Items listed in a dataset:
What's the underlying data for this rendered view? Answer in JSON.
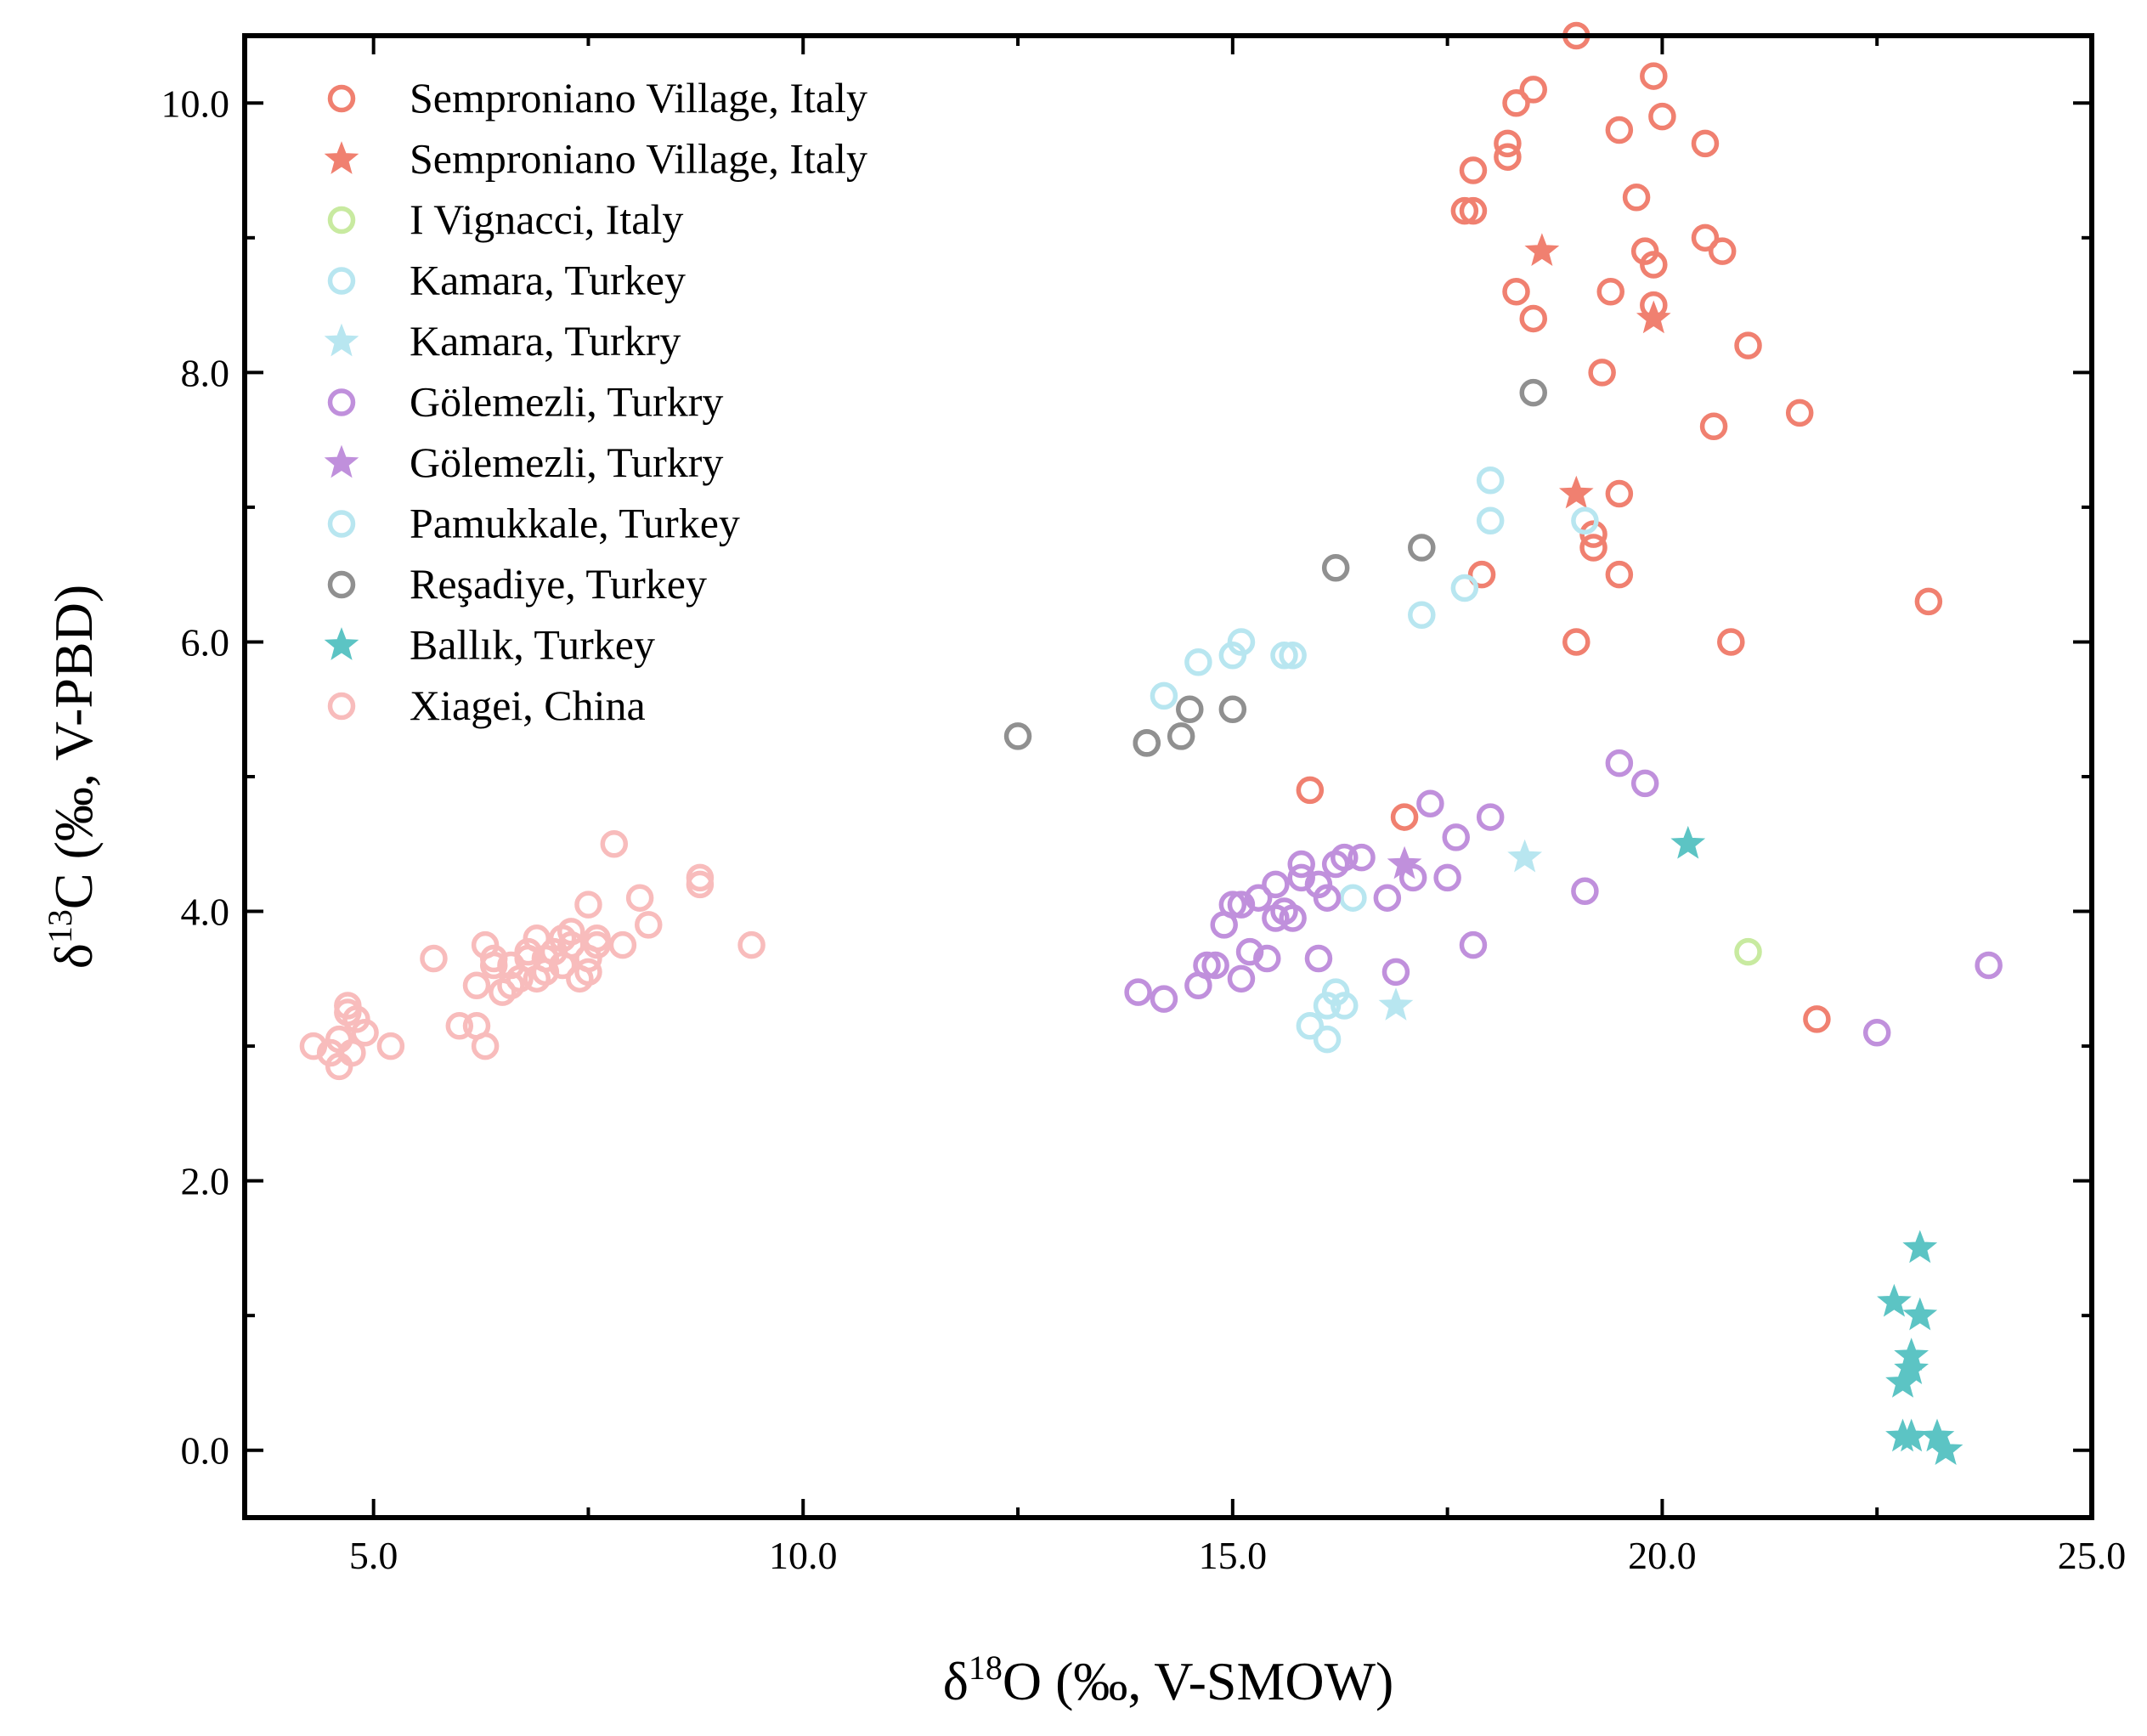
{
  "chart_data": {
    "type": "scatter",
    "title": "",
    "xlabel": "δ18O (‰, V-SMOW)",
    "ylabel": "δ13C (‰, V-PBD)",
    "xlabel_parts": {
      "symbol": "δ",
      "superscript": "18",
      "rest": "O (‰, V-SMOW)"
    },
    "ylabel_parts": {
      "symbol": "δ",
      "superscript": "13",
      "rest": "C (‰, V-PBD)"
    },
    "xlim": [
      3.5,
      25.0
    ],
    "ylim": [
      -0.5,
      10.5
    ],
    "xticks": [
      5,
      10,
      15,
      20,
      25
    ],
    "xtick_labels": [
      "5.0",
      "10.0",
      "15.0",
      "20.0",
      "25.0"
    ],
    "yticks": [
      0,
      2,
      4,
      6,
      8,
      10
    ],
    "ytick_labels": [
      "0.0",
      "2.0",
      "4.0",
      "6.0",
      "8.0",
      "10.0"
    ],
    "grid": false,
    "legend_position": "top-left",
    "series": [
      {
        "name": "Semproniano Village, Italy",
        "marker": "circle",
        "color": "#F08070",
        "x": [
          19.0,
          19.9,
          18.5,
          18.3,
          18.2,
          18.2,
          17.8,
          17.7,
          17.8,
          19.5,
          20.0,
          20.5,
          19.7,
          20.5,
          20.7,
          19.8,
          19.9,
          19.9,
          18.3,
          19.4,
          18.5,
          21.0,
          19.3,
          21.6,
          20.6,
          19.5,
          19.2,
          19.2,
          17.9,
          19.5,
          19.0,
          20.8,
          23.1,
          17.0,
          15.9,
          21.8
        ],
        "y": [
          10.5,
          10.2,
          10.1,
          10.0,
          9.7,
          9.6,
          9.5,
          9.2,
          9.2,
          9.8,
          9.9,
          9.7,
          9.3,
          9.0,
          8.9,
          8.9,
          8.8,
          8.5,
          8.6,
          8.6,
          8.4,
          8.2,
          8.0,
          7.7,
          7.6,
          7.1,
          6.8,
          6.7,
          6.5,
          6.5,
          6.0,
          6.0,
          6.3,
          4.7,
          4.9,
          3.2
        ]
      },
      {
        "name": "Semproniano Village, Italy",
        "marker": "star",
        "color": "#F08070",
        "x": [
          18.6,
          19.9,
          19.0
        ],
        "y": [
          8.9,
          8.4,
          7.1
        ]
      },
      {
        "name": "I Vignacci, Italy",
        "marker": "circle",
        "color": "#C8EAA0",
        "x": [
          21.0
        ],
        "y": [
          3.7
        ]
      },
      {
        "name": "Kamara, Turkey",
        "marker": "circle",
        "color": "#B8E6F0",
        "x": [
          18.0,
          18.0,
          17.7,
          17.2,
          19.1,
          15.1,
          15.0,
          14.6,
          14.2,
          15.6,
          15.7,
          16.4,
          16.2,
          16.3,
          16.1,
          15.9,
          16.1
        ],
        "y": [
          7.2,
          6.9,
          6.4,
          6.2,
          6.9,
          6.0,
          5.9,
          5.85,
          5.6,
          5.9,
          5.9,
          4.1,
          3.4,
          3.3,
          3.3,
          3.15,
          3.05
        ]
      },
      {
        "name": "Kamara, Turkry",
        "marker": "star",
        "color": "#B8E6F0",
        "x": [
          18.4,
          16.9
        ],
        "y": [
          4.4,
          3.3
        ]
      },
      {
        "name": "Gölemezli, Turkry",
        "marker": "circle",
        "color": "#C090DC",
        "x": [
          17.3,
          17.6,
          18.0,
          19.5,
          19.8,
          17.5,
          17.1,
          16.8,
          16.5,
          16.3,
          16.1,
          16.0,
          15.8,
          15.5,
          15.6,
          15.3,
          15.1,
          15.0,
          14.9,
          15.7,
          15.5,
          15.2,
          15.4,
          16.0,
          14.8,
          14.7,
          14.6,
          15.1,
          13.9,
          14.2,
          16.9,
          17.8,
          19.1,
          22.5,
          23.8,
          15.8,
          16.2
        ],
        "y": [
          4.8,
          4.55,
          4.7,
          5.1,
          4.95,
          4.25,
          4.25,
          4.1,
          4.4,
          4.4,
          4.1,
          4.2,
          4.35,
          4.2,
          4.0,
          4.1,
          4.05,
          4.05,
          3.9,
          3.95,
          3.95,
          3.7,
          3.65,
          3.65,
          3.6,
          3.6,
          3.45,
          3.5,
          3.4,
          3.35,
          3.55,
          3.75,
          4.15,
          3.1,
          3.6,
          4.25,
          4.35
        ]
      },
      {
        "name": "Gölemezli, Turkry",
        "marker": "star",
        "color": "#C090DC",
        "x": [
          17.0
        ],
        "y": [
          4.35
        ]
      },
      {
        "name": "Pamukkale, Turkey",
        "marker": "circle",
        "color": "#B8E6F0",
        "x": [],
        "y": []
      },
      {
        "name": "Reşadiye, Turkey",
        "marker": "circle",
        "color": "#909090",
        "x": [
          18.5,
          16.2,
          17.2,
          12.5,
          14.0,
          14.0,
          14.4,
          14.5,
          15.0
        ],
        "y": [
          7.85,
          6.55,
          6.7,
          5.3,
          5.25,
          5.25,
          5.3,
          5.5,
          5.5
        ]
      },
      {
        "name": "Ballık, Turkey",
        "marker": "star",
        "color": "#5CC4C4",
        "x": [
          20.3,
          23.0,
          22.7,
          23.0,
          22.9,
          22.9,
          22.8,
          22.8,
          22.9,
          23.2,
          23.3
        ],
        "y": [
          4.5,
          1.5,
          1.1,
          1.0,
          0.7,
          0.6,
          0.5,
          0.1,
          0.1,
          0.1,
          0.0
        ]
      },
      {
        "name": "Xiagei, China",
        "marker": "circle",
        "color": "#F8BCBC",
        "x": [
          4.3,
          4.5,
          4.6,
          4.6,
          4.7,
          4.7,
          4.75,
          4.8,
          4.9,
          5.2,
          5.7,
          6.0,
          6.2,
          6.3,
          6.3,
          6.4,
          6.5,
          6.6,
          6.7,
          6.8,
          6.8,
          6.9,
          7.0,
          7.1,
          7.2,
          7.3,
          7.4,
          7.5,
          7.6,
          7.6,
          7.8,
          7.9,
          8.1,
          8.2,
          8.8,
          8.8,
          9.4,
          7.5,
          6.2,
          6.4,
          7.0,
          7.3,
          6.6,
          6.9,
          7.2,
          7.5
        ],
        "y": [
          3.0,
          2.95,
          2.85,
          3.05,
          3.3,
          3.25,
          2.95,
          3.2,
          3.1,
          3.0,
          3.65,
          3.15,
          3.45,
          3.0,
          3.75,
          3.6,
          3.4,
          3.6,
          3.5,
          3.65,
          3.7,
          3.8,
          3.55,
          3.7,
          3.8,
          3.85,
          3.5,
          3.65,
          3.75,
          3.8,
          4.5,
          3.75,
          4.1,
          3.9,
          4.2,
          4.25,
          3.75,
          4.05,
          3.15,
          3.65,
          3.65,
          3.75,
          3.45,
          3.5,
          3.6,
          3.55
        ]
      }
    ]
  }
}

--- Do this ---
Quote the data above in full and without alteration; skip the pictures.

--- Exercise result ---
What's the underlying data for this rendered view? Answer in JSON.
{
  "chart_data": {
    "type": "scatter",
    "title": "",
    "xlabel": "δ18O (‰, V-SMOW)",
    "ylabel": "δ13C (‰, V-PBD)",
    "xlabel_parts": {
      "symbol": "δ",
      "superscript": "18",
      "rest": "O (‰, V-SMOW)"
    },
    "ylabel_parts": {
      "symbol": "δ",
      "superscript": "13",
      "rest": "C (‰, V-PBD)"
    },
    "xlim": [
      3.5,
      25.0
    ],
    "ylim": [
      -0.5,
      10.5
    ],
    "xticks": [
      5,
      10,
      15,
      20,
      25
    ],
    "xtick_labels": [
      "5.0",
      "10.0",
      "15.0",
      "20.0",
      "25.0"
    ],
    "yticks": [
      0,
      2,
      4,
      6,
      8,
      10
    ],
    "ytick_labels": [
      "0.0",
      "2.0",
      "4.0",
      "6.0",
      "8.0",
      "10.0"
    ],
    "grid": false,
    "legend_position": "top-left",
    "series": [
      {
        "name": "Semproniano Village, Italy",
        "marker": "circle",
        "color": "#F08070",
        "x": [
          19.0,
          19.9,
          18.5,
          18.3,
          18.2,
          18.2,
          17.8,
          17.7,
          17.8,
          19.5,
          20.0,
          20.5,
          19.7,
          20.5,
          20.7,
          19.8,
          19.9,
          19.9,
          18.3,
          19.4,
          18.5,
          21.0,
          19.3,
          21.6,
          20.6,
          19.5,
          19.2,
          19.2,
          17.9,
          19.5,
          19.0,
          20.8,
          23.1,
          17.0,
          15.9,
          21.8
        ],
        "y": [
          10.5,
          10.2,
          10.1,
          10.0,
          9.7,
          9.6,
          9.5,
          9.2,
          9.2,
          9.8,
          9.9,
          9.7,
          9.3,
          9.0,
          8.9,
          8.9,
          8.8,
          8.5,
          8.6,
          8.6,
          8.4,
          8.2,
          8.0,
          7.7,
          7.6,
          7.1,
          6.8,
          6.7,
          6.5,
          6.5,
          6.0,
          6.0,
          6.3,
          4.7,
          4.9,
          3.2
        ]
      },
      {
        "name": "Semproniano Village, Italy",
        "marker": "star",
        "color": "#F08070",
        "x": [
          18.6,
          19.9,
          19.0
        ],
        "y": [
          8.9,
          8.4,
          7.1
        ]
      },
      {
        "name": "I Vignacci, Italy",
        "marker": "circle",
        "color": "#C8EAA0",
        "x": [
          21.0
        ],
        "y": [
          3.7
        ]
      },
      {
        "name": "Kamara, Turkey",
        "marker": "circle",
        "color": "#B8E6F0",
        "x": [
          18.0,
          18.0,
          17.7,
          17.2,
          19.1,
          15.1,
          15.0,
          14.6,
          14.2,
          15.6,
          15.7,
          16.4,
          16.2,
          16.3,
          16.1,
          15.9,
          16.1
        ],
        "y": [
          7.2,
          6.9,
          6.4,
          6.2,
          6.9,
          6.0,
          5.9,
          5.85,
          5.6,
          5.9,
          5.9,
          4.1,
          3.4,
          3.3,
          3.3,
          3.15,
          3.05
        ]
      },
      {
        "name": "Kamara, Turkry",
        "marker": "star",
        "color": "#B8E6F0",
        "x": [
          18.4,
          16.9
        ],
        "y": [
          4.4,
          3.3
        ]
      },
      {
        "name": "Gölemezli, Turkry",
        "marker": "circle",
        "color": "#C090DC",
        "x": [
          17.3,
          17.6,
          18.0,
          19.5,
          19.8,
          17.5,
          17.1,
          16.8,
          16.5,
          16.3,
          16.1,
          16.0,
          15.8,
          15.5,
          15.6,
          15.3,
          15.1,
          15.0,
          14.9,
          15.7,
          15.5,
          15.2,
          15.4,
          16.0,
          14.8,
          14.7,
          14.6,
          15.1,
          13.9,
          14.2,
          16.9,
          17.8,
          19.1,
          22.5,
          23.8,
          15.8,
          16.2
        ],
        "y": [
          4.8,
          4.55,
          4.7,
          5.1,
          4.95,
          4.25,
          4.25,
          4.1,
          4.4,
          4.4,
          4.1,
          4.2,
          4.35,
          4.2,
          4.0,
          4.1,
          4.05,
          4.05,
          3.9,
          3.95,
          3.95,
          3.7,
          3.65,
          3.65,
          3.6,
          3.6,
          3.45,
          3.5,
          3.4,
          3.35,
          3.55,
          3.75,
          4.15,
          3.1,
          3.6,
          4.25,
          4.35
        ]
      },
      {
        "name": "Gölemezli, Turkry",
        "marker": "star",
        "color": "#C090DC",
        "x": [
          17.0
        ],
        "y": [
          4.35
        ]
      },
      {
        "name": "Pamukkale, Turkey",
        "marker": "circle",
        "color": "#B8E6F0",
        "x": [],
        "y": []
      },
      {
        "name": "Reşadiye, Turkey",
        "marker": "circle",
        "color": "#909090",
        "x": [
          18.5,
          16.2,
          17.2,
          12.5,
          14.0,
          14.0,
          14.4,
          14.5,
          15.0
        ],
        "y": [
          7.85,
          6.55,
          6.7,
          5.3,
          5.25,
          5.25,
          5.3,
          5.5,
          5.5
        ]
      },
      {
        "name": "Ballık, Turkey",
        "marker": "star",
        "color": "#5CC4C4",
        "x": [
          20.3,
          23.0,
          22.7,
          23.0,
          22.9,
          22.9,
          22.8,
          22.8,
          22.9,
          23.2,
          23.3
        ],
        "y": [
          4.5,
          1.5,
          1.1,
          1.0,
          0.7,
          0.6,
          0.5,
          0.1,
          0.1,
          0.1,
          0.0
        ]
      },
      {
        "name": "Xiagei, China",
        "marker": "circle",
        "color": "#F8BCBC",
        "x": [
          4.3,
          4.5,
          4.6,
          4.6,
          4.7,
          4.7,
          4.75,
          4.8,
          4.9,
          5.2,
          5.7,
          6.0,
          6.2,
          6.3,
          6.3,
          6.4,
          6.5,
          6.6,
          6.7,
          6.8,
          6.8,
          6.9,
          7.0,
          7.1,
          7.2,
          7.3,
          7.4,
          7.5,
          7.6,
          7.6,
          7.8,
          7.9,
          8.1,
          8.2,
          8.8,
          8.8,
          9.4,
          7.5,
          6.2,
          6.4,
          7.0,
          7.3,
          6.6,
          6.9,
          7.2,
          7.5
        ],
        "y": [
          3.0,
          2.95,
          2.85,
          3.05,
          3.3,
          3.25,
          2.95,
          3.2,
          3.1,
          3.0,
          3.65,
          3.15,
          3.45,
          3.0,
          3.75,
          3.6,
          3.4,
          3.6,
          3.5,
          3.65,
          3.7,
          3.8,
          3.55,
          3.7,
          3.8,
          3.85,
          3.5,
          3.65,
          3.75,
          3.8,
          4.5,
          3.75,
          4.1,
          3.9,
          4.2,
          4.25,
          3.75,
          4.05,
          3.15,
          3.65,
          3.65,
          3.75,
          3.45,
          3.5,
          3.6,
          3.55
        ]
      }
    ]
  }
}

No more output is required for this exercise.